Task statement: Go through the listing and set it down exactly, leaving out its pictures.

Provided material:
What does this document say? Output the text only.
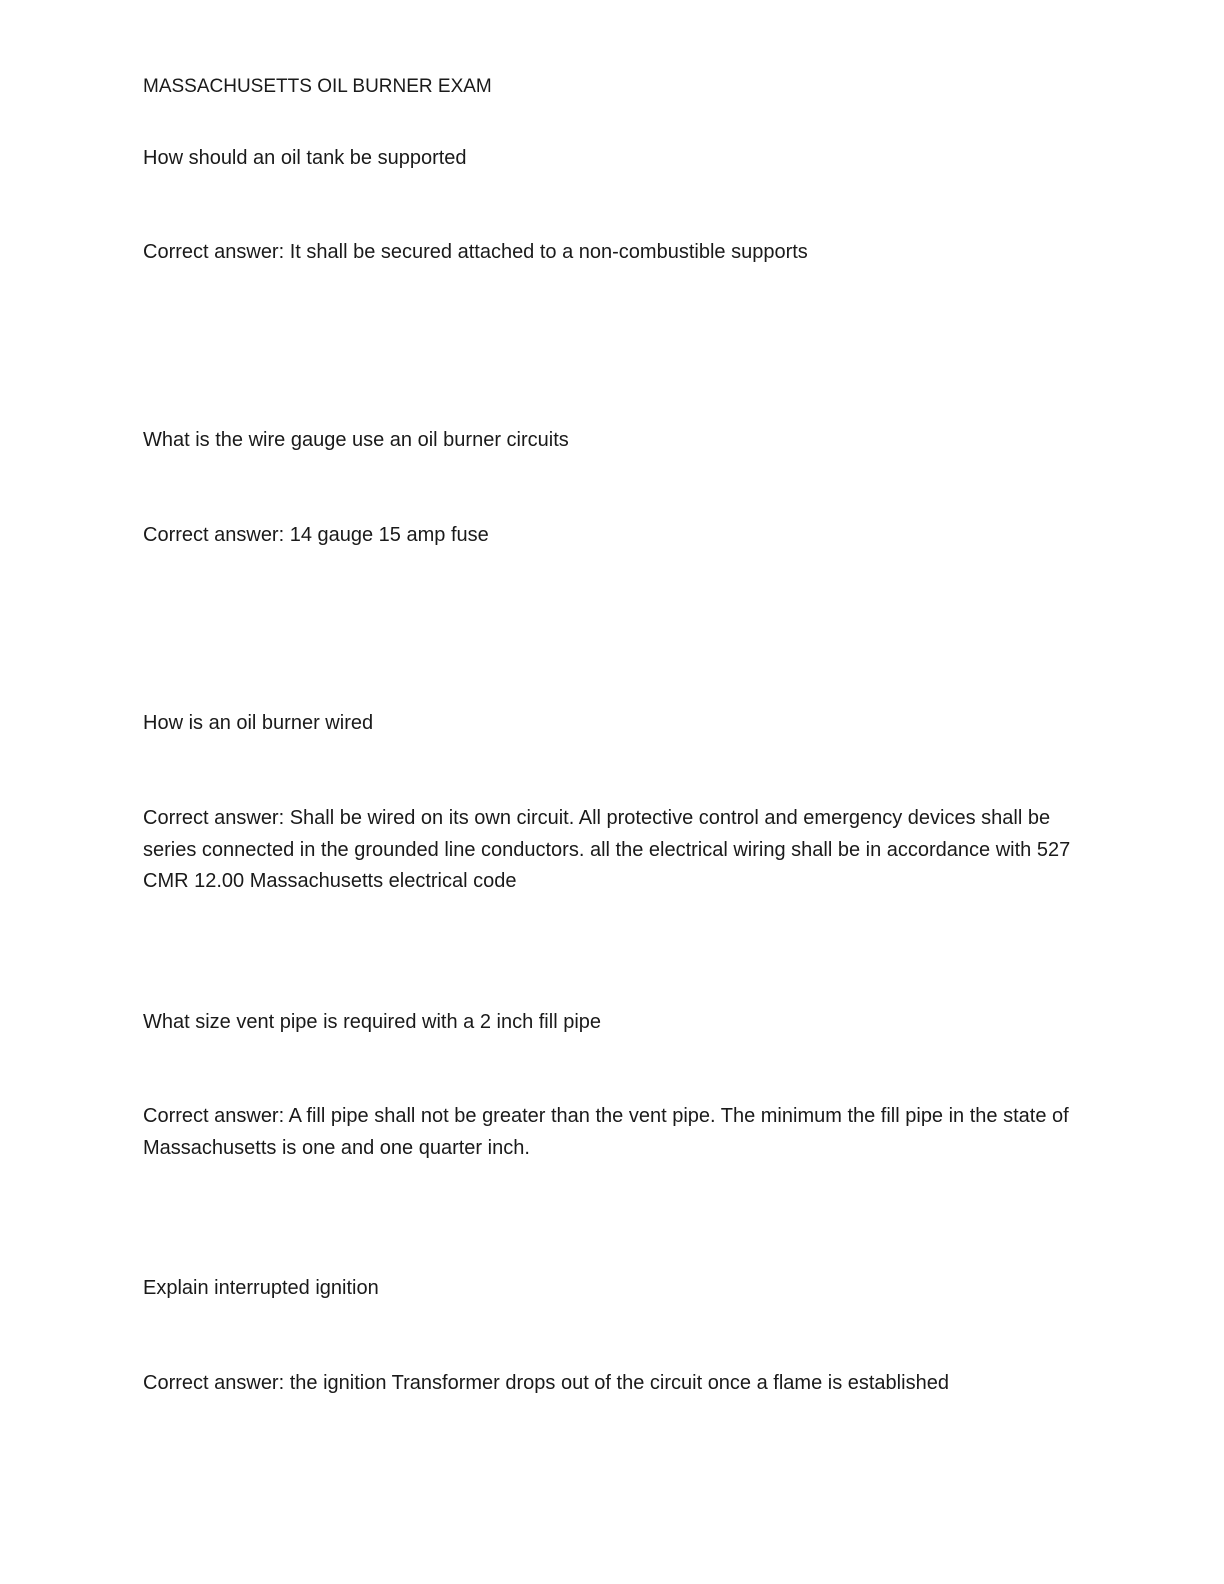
MASSACHUSETTS OIL BURNER EXAM

How should an oil tank be supported

Correct answer: It shall be secured attached to a non-combustible supports

What is the wire gauge use an oil burner circuits

Correct answer: 14 gauge 15 amp fuse

How is an oil burner wired

Correct answer: Shall be wired on its own circuit. All protective control and emergency devices shall be series connected in the grounded line conductors. all the electrical wiring shall be in accordance with 527 CMR 12.00 Massachusetts electrical code

What size vent pipe is required with a 2 inch fill pipe

Correct answer: A fill pipe shall not be greater than the vent pipe. The minimum the fill pipe in the state of Massachusetts is one and one quarter inch.

Explain interrupted ignition

Correct answer: the ignition Transformer drops out of the circuit once a flame is established
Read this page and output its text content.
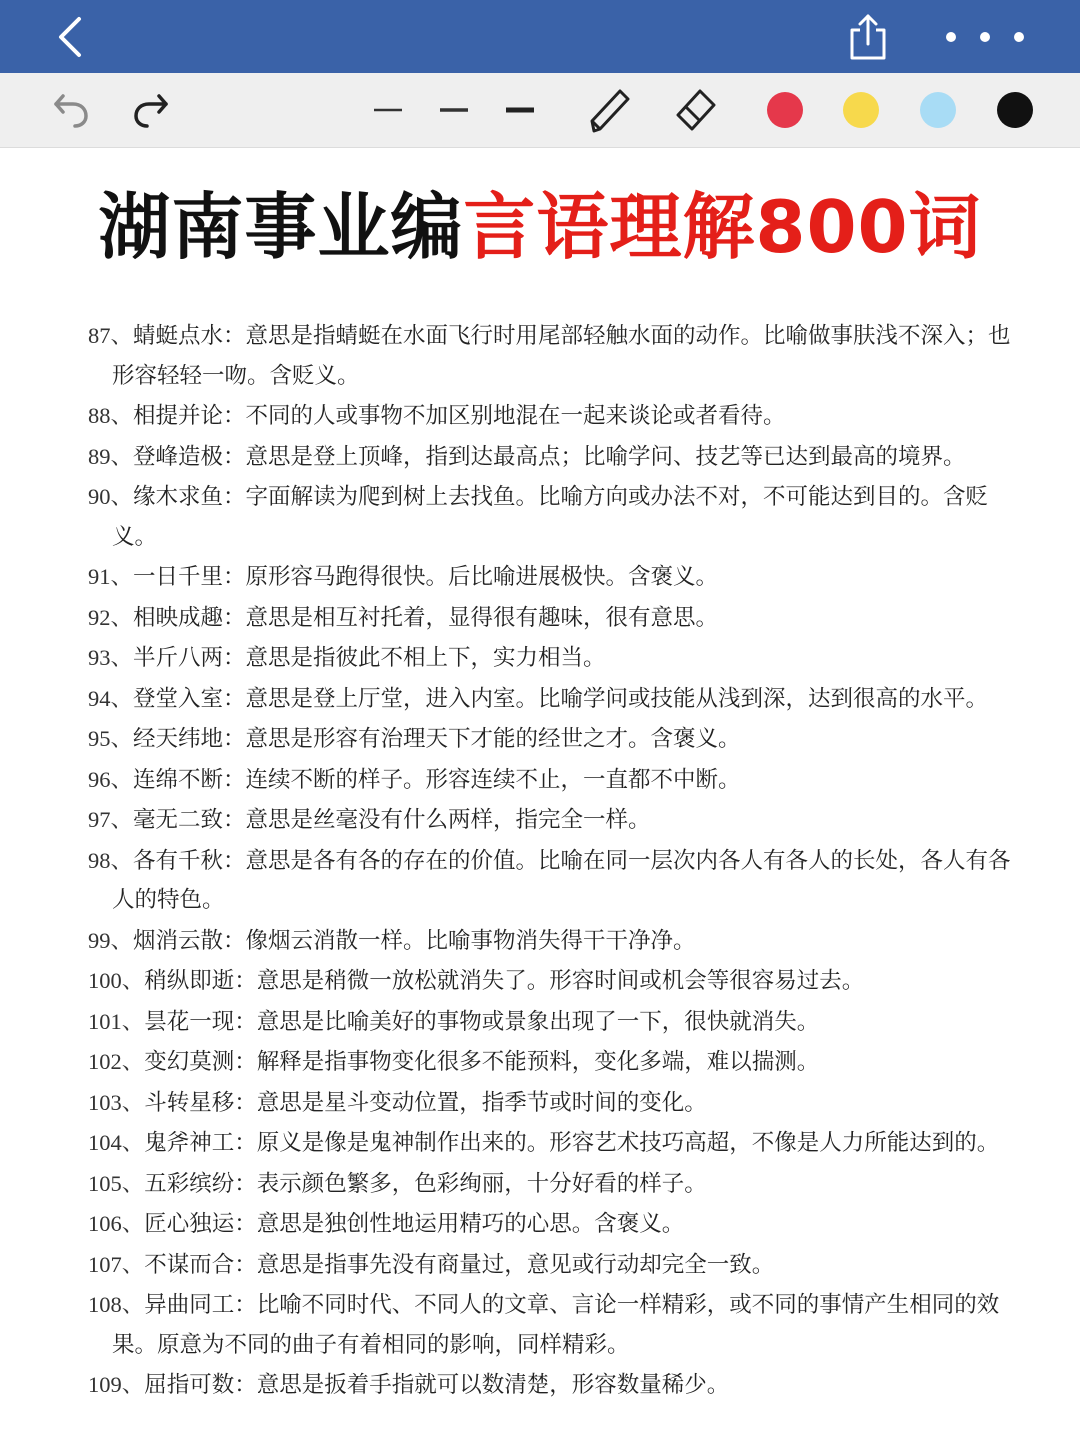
湖南事业编言语理解800词
87、蜻蜓点水：意思是指蜻蜓在水面飞行时用尾部轻触水面的动作。比喻做事肤浅不深入；也形容轻轻一吻。含贬义。
88、相提并论：不同的人或事物不加区别地混在一起来谈论或者看待。
89、登峰造极：意思是登上顶峰，指到达最高点；比喻学问、技艺等已达到最高的境界。
90、缘木求鱼：字面解读为爬到树上去找鱼。比喻方向或办法不对，不可能达到目的。含贬义。
91、一日千里：原形容马跑得很快。后比喻进展极快。含褒义。
92、相映成趣：意思是相互衬托着，显得很有趣味，很有意思。
93、半斤八两：意思是指彼此不相上下，实力相当。
94、登堂入室：意思是登上厅堂，进入内室。比喻学问或技能从浅到深，达到很高的水平。
95、经天纬地：意思是形容有治理天下才能的经世之才。含褒义。
96、连绵不断：连续不断的样子。形容连续不止，一直都不中断。
97、毫无二致：意思是丝毫没有什么两样，指完全一样。
98、各有千秋：意思是各有各的存在的价值。比喻在同一层次内各人有各人的长处，各人有各人的特色。
99、烟消云散：像烟云消散一样。比喻事物消失得干干净净。
100、稍纵即逝：意思是稍微一放松就消失了。形容时间或机会等很容易过去。
101、昙花一现：意思是比喻美好的事物或景象出现了一下，很快就消失。
102、变幻莫测：解释是指事物变化很多不能预料，变化多端，难以揣测。
103、斗转星移：意思是星斗变动位置，指季节或时间的变化。
104、鬼斧神工：原义是像是鬼神制作出来的。形容艺术技巧高超，不像是人力所能达到的。
105、五彩缤纷：表示颜色繁多，色彩绚丽，十分好看的样子。
106、匠心独运：意思是独创性地运用精巧的心思。含褒义。
107、不谋而合：意思是指事先没有商量过，意见或行动却完全一致。
108、异曲同工：比喻不同时代、不同人的文章、言论一样精彩，或不同的事情产生相同的效果。原意为不同的曲子有着相同的影响，同样精彩。
109、屈指可数：意思是扳着手指就可以数清楚，形容数量稀少。
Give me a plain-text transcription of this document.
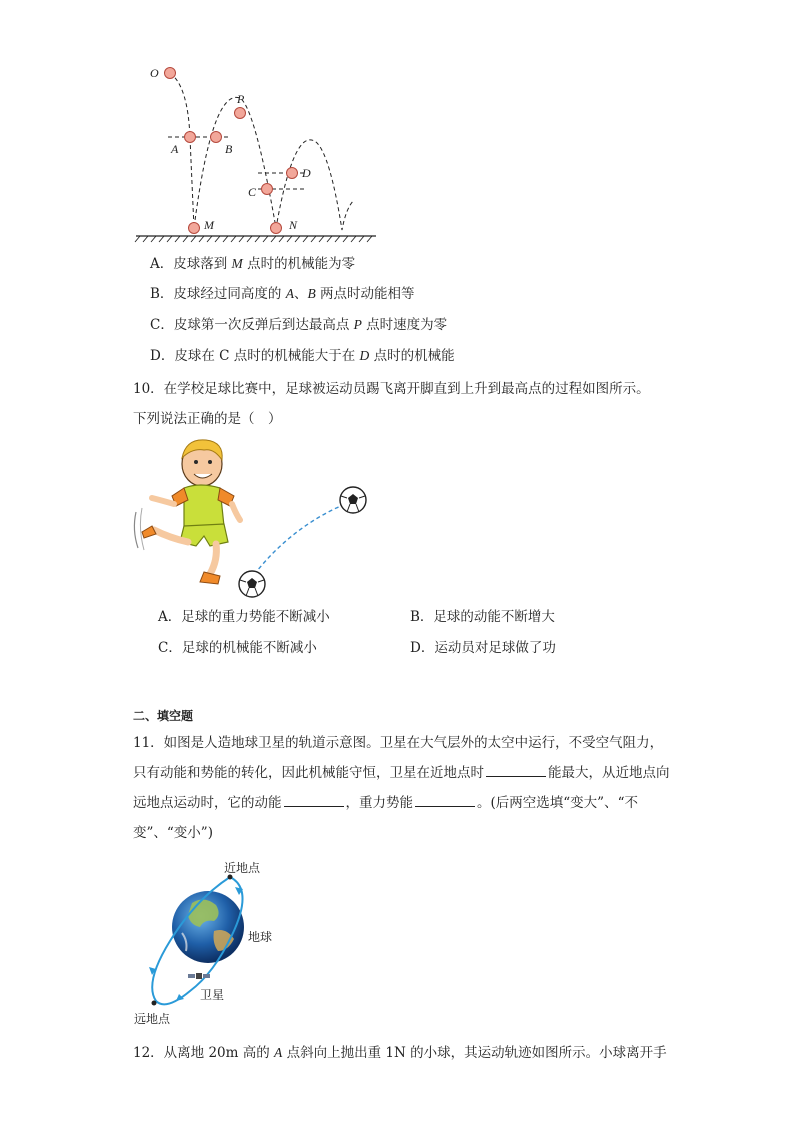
O
P
A	B
C
D
M	N
A．皮球落到 M 点时的机械能为零
B．皮球经过同高度的 A、B 两点时动能相等
C．皮球第一次反弹后到达最高点 P 点时速度为零
D．皮球在 C 点时的机械能大于在 D 点时的机械能
10．在学校足球比赛中，足球被运动员踢飞离开脚直到上升到最高点的过程如图所示。
下列说法正确的是（　）
A．足球的重力势能不断减小	B．足球的动能不断增大
C．足球的机械能不断减小	D．运动员对足球做了功
二、填空题
11．如图是人造地球卫星的轨道示意图。卫星在大气层外的太空中运行，不受空气阻力，只有动能和势能的转化，因此机械能守恒，卫星在近地点时	能最大，从近地点向远地点运动时，它的动能	，重力势能	。(后两空选填“变大”、“不变”、“变小”)
近地点
地球
卫星
远地点
12．从离地 20m 高的 A 点斜向上抛出重 1N 的小球，其运动轨迹如图所示。小球离开手
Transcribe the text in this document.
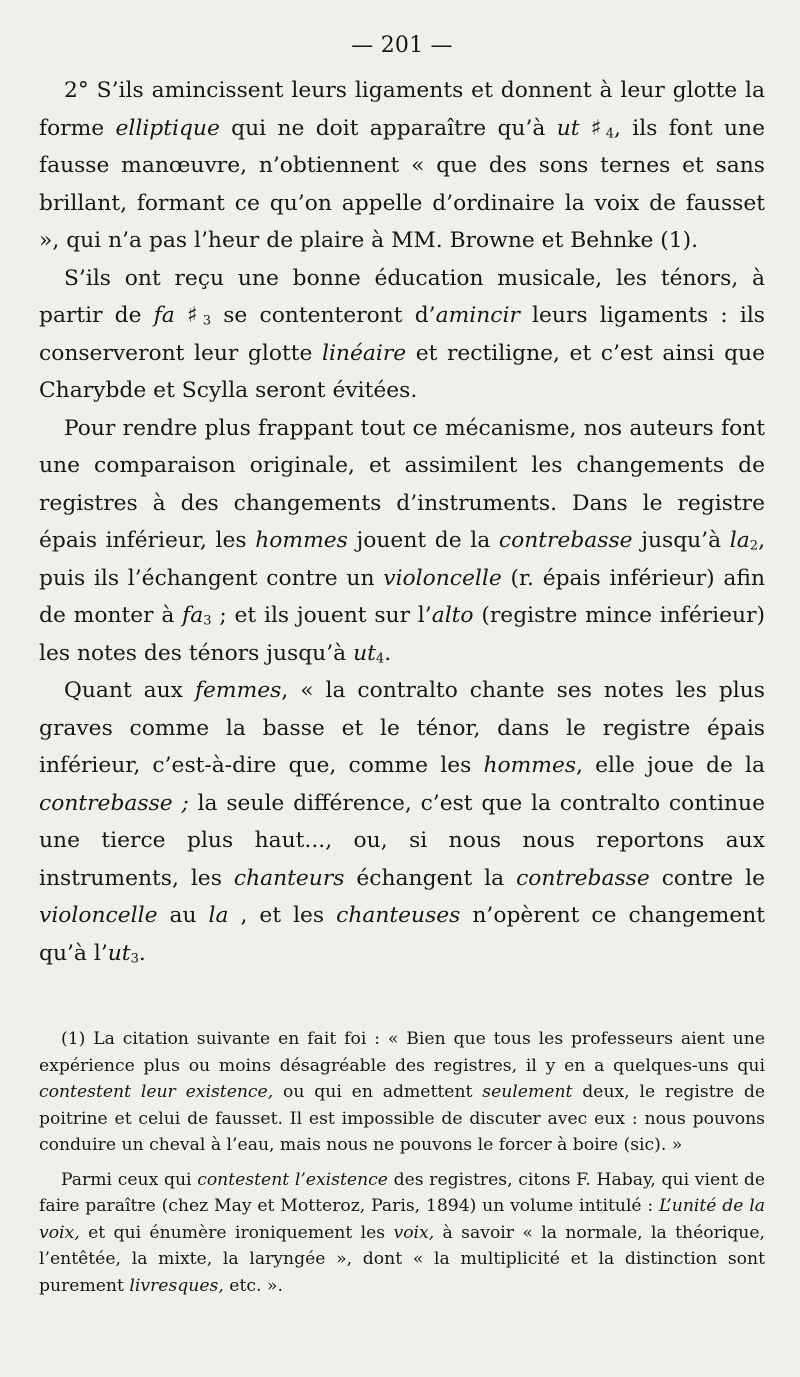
— 201 —

2° S’ils amincissent leurs ligaments et donnent à leur glotte la forme elliptique qui ne doit apparaître qu’à ut $♯_4$, ils font une fausse manœuvre, n’obtiennent « que des sons ternes et sans brillant, formant ce qu’on appelle d’ordinaire la voix de fausset », qui n’a pas l’heur de plaire à MM. Browne et Behnke (1).

S’ils ont reçu une bonne éducation musicale, les ténors, à partir de fa $♯_3$ se contenteront d’amincir leurs ligaments : ils conserveront leur glotte linéaire et rectiligne, et c’est ainsi que Charybde et Scylla seront évitées.

Pour rendre plus frappant tout ce mécanisme, nos auteurs font une comparaison originale, et assimilent les changements de registres à des changements d’instruments. Dans le registre épais inférieur, les hommes jouent de la contrebasse jusqu’à $la_2$, puis ils l’échangent contre un violoncelle (r. épais inférieur) afin de monter à $fa_3$ ; et ils jouent sur l’alto (registre mince inférieur) les notes des ténors jusqu’à $ut_4$.

Quant aux femmes, « la contralto chante ses notes les plus graves comme la basse et le ténor, dans le registre épais inférieur, c’est-à-dire que, comme les hommes, elle joue de la contrebasse ; la seule différence, c’est que la contralto continue une tierce plus haut..., ou, si nous nous reportons aux instruments, les chanteurs échangent la contrebasse contre le violoncelle au la , et les chanteuses n’opèrent ce changement qu’à $l’ut_3$.

(1) La citation suivante en fait foi : « Bien que tous les professeurs aient une expérience plus ou moins désagréable des registres, il y en a quelques-uns qui contestent leur existence, ou qui en admettent seulement deux, le registre de poitrine et celui de fausset. Il est impossible de discuter avec eux : nous pouvons conduire un cheval à l’eau, mais nous ne pouvons le forcer à boire (sic). »

Parmi ceux qui contestent l’existence des registres, citons F. Habay, qui vient de faire paraître (chez May et Motteroz, Paris, 1894) un volume intitulé : L’unité de la voix, et qui énumère ironiquement les voix, à savoir « la normale, la théorique, l’entêtée, la mixte, la laryngée », dont « la multiplicité et la distinction sont purement livresques, etc. ».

Exercise result:
What does this document say? Output the text only.
MASSACHUSETTS OIL BURNER EXAM

How should an oil tank be supported

Correct answer: It shall be secured attached to a non-combustible supports

What is the wire gauge use an oil burner circuits

Correct answer: 14 gauge 15 amp fuse

How is an oil burner wired

Correct answer: Shall be wired on its own circuit. All protective control and emergency devices shall be series connected in the grounded line conductors. all the electrical wiring shall be in accordance with 527 CMR 12.00 Massachusetts electrical code

What size vent pipe is required with a 2 inch fill pipe

Correct answer: A fill pipe shall not be greater than the vent pipe. The minimum the fill pipe in the state of Massachusetts is one and one quarter inch.

Explain interrupted ignition

Correct answer: the ignition Transformer drops out of the circuit once a flame is established
Read this page and output its text content.
湖南事业编言语理解800词
87、蜻蜓点水：意思是指蜻蜓在水面飞行时用尾部轻触水面的动作。比喻做事肤浅不深入；也形容轻轻一吻。含贬义。
88、相提并论：不同的人或事物不加区别地混在一起来谈论或者看待。
89、登峰造极：意思是登上顶峰，指到达最高点；比喻学问、技艺等已达到最高的境界。
90、缘木求鱼：字面解读为爬到树上去找鱼。比喻方向或办法不对，不可能达到目的。含贬义。
91、一日千里：原形容马跑得很快。后比喻进展极快。含褒义。
92、相映成趣：意思是相互衬托着，显得很有趣味，很有意思。
93、半斤八两：意思是指彼此不相上下，实力相当。
94、登堂入室：意思是登上厅堂，进入内室。比喻学问或技能从浅到深，达到很高的水平。
95、经天纬地：意思是形容有治理天下才能的经世之才。含褒义。
96、连绵不断：连续不断的样子。形容连续不止，一直都不中断。
97、毫无二致：意思是丝毫没有什么两样，指完全一样。
98、各有千秋：意思是各有各的存在的价值。比喻在同一层次内各人有各人的长处，各人有各人的特色。
99、烟消云散：像烟云消散一样。比喻事物消失得干干净净。
100、稍纵即逝：意思是稍微一放松就消失了。形容时间或机会等很容易过去。
101、昙花一现：意思是比喻美好的事物或景象出现了一下，很快就消失。
102、变幻莫测：解释是指事物变化很多不能预料，变化多端，难以揣测。
103、斗转星移：意思是星斗变动位置，指季节或时间的变化。
104、鬼斧神工：原义是像是鬼神制作出来的。形容艺术技巧高超，不像是人力所能达到的。
105、五彩缤纷：表示颜色繁多，色彩绚丽，十分好看的样子。
106、匠心独运：意思是独创性地运用精巧的心思。含褒义。
107、不谋而合：意思是指事先没有商量过，意见或行动却完全一致。
108、异曲同工：比喻不同时代、不同人的文章、言论一样精彩，或不同的事情产生相同的效果。原意为不同的曲子有着相同的影响，同样精彩。
109、屈指可数：意思是扳着手指就可以数清楚，形容数量稀少。
Give me a plain-text transcription of this document.
O
P
A	B
C
D
M	N
A．皮球落到 M 点时的机械能为零
B．皮球经过同高度的 A、B 两点时动能相等
C．皮球第一次反弹后到达最高点 P 点时速度为零
D．皮球在 C 点时的机械能大于在 D 点时的机械能
10．在学校足球比赛中，足球被运动员踢飞离开脚直到上升到最高点的过程如图所示。
下列说法正确的是（　）
A．足球的重力势能不断减小	B．足球的动能不断增大
C．足球的机械能不断减小	D．运动员对足球做了功
二、填空题
11．如图是人造地球卫星的轨道示意图。卫星在大气层外的太空中运行，不受空气阻力，只有动能和势能的转化，因此机械能守恒，卫星在近地点时	能最大，从近地点向远地点运动时，它的动能	，重力势能	。(后两空选填“变大”、“不变”、“变小”)
近地点
地球
卫星
远地点
12．从离地 20m 高的 A 点斜向上抛出重 1N 的小球，其运动轨迹如图所示。小球离开手
Transcribe the text in this document.
— 201 —

2° S’ils amincissent leurs ligaments et donnent à leur glotte la forme elliptique qui ne doit apparaître qu’à ut $♯_4$, ils font une fausse manœuvre, n’obtiennent « que des sons ternes et sans brillant, formant ce qu’on appelle d’ordinaire la voix de fausset », qui n’a pas l’heur de plaire à MM. Browne et Behnke (1).

S’ils ont reçu une bonne éducation musicale, les ténors, à partir de fa $♯_3$ se contenteront d’amincir leurs ligaments : ils conserveront leur glotte linéaire et rectiligne, et c’est ainsi que Charybde et Scylla seront évitées.

Pour rendre plus frappant tout ce mécanisme, nos auteurs font une comparaison originale, et assimilent les changements de registres à des changements d’instruments. Dans le registre épais inférieur, les hommes jouent de la contrebasse jusqu’à $la_2$, puis ils l’échangent contre un violoncelle (r. épais inférieur) afin de monter à $fa_3$ ; et ils jouent sur l’alto (registre mince inférieur) les notes des ténors jusqu’à $ut_4$.

Quant aux femmes, « la contralto chante ses notes les plus graves comme la basse et le ténor, dans le registre épais inférieur, c’est-à-dire que, comme les hommes, elle joue de la contrebasse ; la seule différence, c’est que la contralto continue une tierce plus haut..., ou, si nous nous reportons aux instruments, les chanteurs échangent la contrebasse contre le violoncelle au la , et les chanteuses n’opèrent ce changement qu’à $l’ut_3$.

(1) La citation suivante en fait foi : « Bien que tous les professeurs aient une expérience plus ou moins désagréable des registres, il y en a quelques-uns qui contestent leur existence, ou qui en admettent seulement deux, le registre de poitrine et celui de fausset. Il est impossible de discuter avec eux : nous pouvons conduire un cheval à l’eau, mais nous ne pouvons le forcer à boire (sic). »

Parmi ceux qui contestent l’existence des registres, citons F. Habay, qui vient de faire paraître (chez May et Motteroz, Paris, 1894) un volume intitulé : L’unité de la voix, et qui énumère ironiquement les voix, à savoir « la normale, la théorique, l’entêtée, la mixte, la laryngée », dont « la multiplicité et la distinction sont purement livresques, etc. ».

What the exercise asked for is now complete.